__Set task__
Both the line containing "Read this page and output its text content." and the last line of the listing are included: write out exactly the lines from one to the other.

__Extracted data__
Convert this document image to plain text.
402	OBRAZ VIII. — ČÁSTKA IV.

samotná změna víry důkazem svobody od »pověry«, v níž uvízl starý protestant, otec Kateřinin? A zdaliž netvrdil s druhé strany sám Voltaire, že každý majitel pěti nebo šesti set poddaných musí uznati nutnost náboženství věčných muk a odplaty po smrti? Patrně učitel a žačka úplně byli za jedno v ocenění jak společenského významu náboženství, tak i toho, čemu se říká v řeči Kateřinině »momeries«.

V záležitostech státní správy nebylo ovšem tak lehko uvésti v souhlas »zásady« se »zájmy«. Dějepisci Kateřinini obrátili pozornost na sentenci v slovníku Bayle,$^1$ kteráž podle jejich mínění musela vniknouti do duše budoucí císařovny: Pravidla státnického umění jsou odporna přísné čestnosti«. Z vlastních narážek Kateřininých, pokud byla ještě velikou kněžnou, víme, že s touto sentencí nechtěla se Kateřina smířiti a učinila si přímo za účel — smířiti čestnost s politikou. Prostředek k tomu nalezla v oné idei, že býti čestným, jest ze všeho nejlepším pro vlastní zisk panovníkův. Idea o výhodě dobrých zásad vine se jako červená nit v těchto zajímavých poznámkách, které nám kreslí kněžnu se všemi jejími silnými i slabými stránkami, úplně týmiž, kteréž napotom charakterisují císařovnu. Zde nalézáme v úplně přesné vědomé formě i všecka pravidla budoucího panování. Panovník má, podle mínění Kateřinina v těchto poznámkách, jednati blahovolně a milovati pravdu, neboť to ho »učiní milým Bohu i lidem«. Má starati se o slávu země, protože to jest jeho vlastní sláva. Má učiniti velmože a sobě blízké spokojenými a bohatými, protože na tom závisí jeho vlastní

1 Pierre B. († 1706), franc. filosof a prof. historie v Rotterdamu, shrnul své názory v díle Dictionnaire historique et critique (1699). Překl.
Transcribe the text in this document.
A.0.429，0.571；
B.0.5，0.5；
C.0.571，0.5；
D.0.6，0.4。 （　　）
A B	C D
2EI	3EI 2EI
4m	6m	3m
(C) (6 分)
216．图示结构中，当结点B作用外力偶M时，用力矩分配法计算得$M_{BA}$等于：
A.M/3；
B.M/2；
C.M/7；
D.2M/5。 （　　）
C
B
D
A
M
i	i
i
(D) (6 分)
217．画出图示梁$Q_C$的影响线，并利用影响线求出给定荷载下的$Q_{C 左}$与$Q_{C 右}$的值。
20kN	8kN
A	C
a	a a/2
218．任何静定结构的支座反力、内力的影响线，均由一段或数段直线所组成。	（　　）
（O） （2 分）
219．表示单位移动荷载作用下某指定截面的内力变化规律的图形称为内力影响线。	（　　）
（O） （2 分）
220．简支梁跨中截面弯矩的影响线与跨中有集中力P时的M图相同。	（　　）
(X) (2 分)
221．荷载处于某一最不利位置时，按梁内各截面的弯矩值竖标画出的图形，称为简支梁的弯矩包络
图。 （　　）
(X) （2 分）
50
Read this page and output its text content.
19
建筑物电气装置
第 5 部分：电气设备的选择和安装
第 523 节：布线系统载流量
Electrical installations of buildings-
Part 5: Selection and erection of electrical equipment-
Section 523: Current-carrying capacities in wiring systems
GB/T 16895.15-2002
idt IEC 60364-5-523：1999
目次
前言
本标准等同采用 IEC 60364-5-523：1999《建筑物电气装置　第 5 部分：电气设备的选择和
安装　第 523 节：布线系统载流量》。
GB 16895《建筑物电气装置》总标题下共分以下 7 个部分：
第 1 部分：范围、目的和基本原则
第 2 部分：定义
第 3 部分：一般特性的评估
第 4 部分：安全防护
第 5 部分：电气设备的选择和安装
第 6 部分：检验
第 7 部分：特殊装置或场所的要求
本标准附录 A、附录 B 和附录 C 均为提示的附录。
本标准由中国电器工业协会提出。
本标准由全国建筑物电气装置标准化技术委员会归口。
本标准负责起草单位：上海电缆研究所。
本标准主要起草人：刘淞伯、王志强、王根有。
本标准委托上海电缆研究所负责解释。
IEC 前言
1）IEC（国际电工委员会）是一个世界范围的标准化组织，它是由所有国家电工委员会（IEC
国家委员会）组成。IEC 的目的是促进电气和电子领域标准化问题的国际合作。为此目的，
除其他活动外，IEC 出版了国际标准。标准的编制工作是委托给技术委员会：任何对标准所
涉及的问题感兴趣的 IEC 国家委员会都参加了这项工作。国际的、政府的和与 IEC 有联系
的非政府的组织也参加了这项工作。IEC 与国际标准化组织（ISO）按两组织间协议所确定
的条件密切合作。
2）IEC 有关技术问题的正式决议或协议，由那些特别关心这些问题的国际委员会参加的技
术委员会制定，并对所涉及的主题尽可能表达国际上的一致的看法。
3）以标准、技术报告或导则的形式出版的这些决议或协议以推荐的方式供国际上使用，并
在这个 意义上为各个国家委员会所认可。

__Correct output__
Read this page and output its text content.
19
建筑物电气装置
第 5 部分：电气设备的选择和安装
第 523 节：布线系统载流量
Electrical installations of buildings-
Part 5: Selection and erection of electrical equipment-
Section 523: Current-carrying capacities in wiring systems
GB/T 16895.15-2002
idt IEC 60364-5-523：1999
目次
前言
本标准等同采用 IEC 60364-5-523：1999《建筑物电气装置　第 5 部分：电气设备的选择和
安装　第 523 节：布线系统载流量》。
GB 16895《建筑物电气装置》总标题下共分以下 7 个部分：
第 1 部分：范围、目的和基本原则
第 2 部分：定义
第 3 部分：一般特性的评估
第 4 部分：安全防护
第 5 部分：电气设备的选择和安装
第 6 部分：检验
第 7 部分：特殊装置或场所的要求
本标准附录 A、附录 B 和附录 C 均为提示的附录。
本标准由中国电器工业协会提出。
本标准由全国建筑物电气装置标准化技术委员会归口。
本标准负责起草单位：上海电缆研究所。
本标准主要起草人：刘淞伯、王志强、王根有。
本标准委托上海电缆研究所负责解释。
IEC 前言
1）IEC（国际电工委员会）是一个世界范围的标准化组织，它是由所有国家电工委员会（IEC
国家委员会）组成。IEC 的目的是促进电气和电子领域标准化问题的国际合作。为此目的，
除其他活动外，IEC 出版了国际标准。标准的编制工作是委托给技术委员会：任何对标准所
涉及的问题感兴趣的 IEC 国家委员会都参加了这项工作。国际的、政府的和与 IEC 有联系
的非政府的组织也参加了这项工作。IEC 与国际标准化组织（ISO）按两组织间协议所确定
的条件密切合作。
2）IEC 有关技术问题的正式决议或协议，由那些特别关心这些问题的国际委员会参加的技
术委员会制定，并对所涉及的主题尽可能表达国际上的一致的看法。
3）以标准、技术报告或导则的形式出版的这些决议或协议以推荐的方式供国际上使用，并
在这个 意义上为各个国家委员会所认可。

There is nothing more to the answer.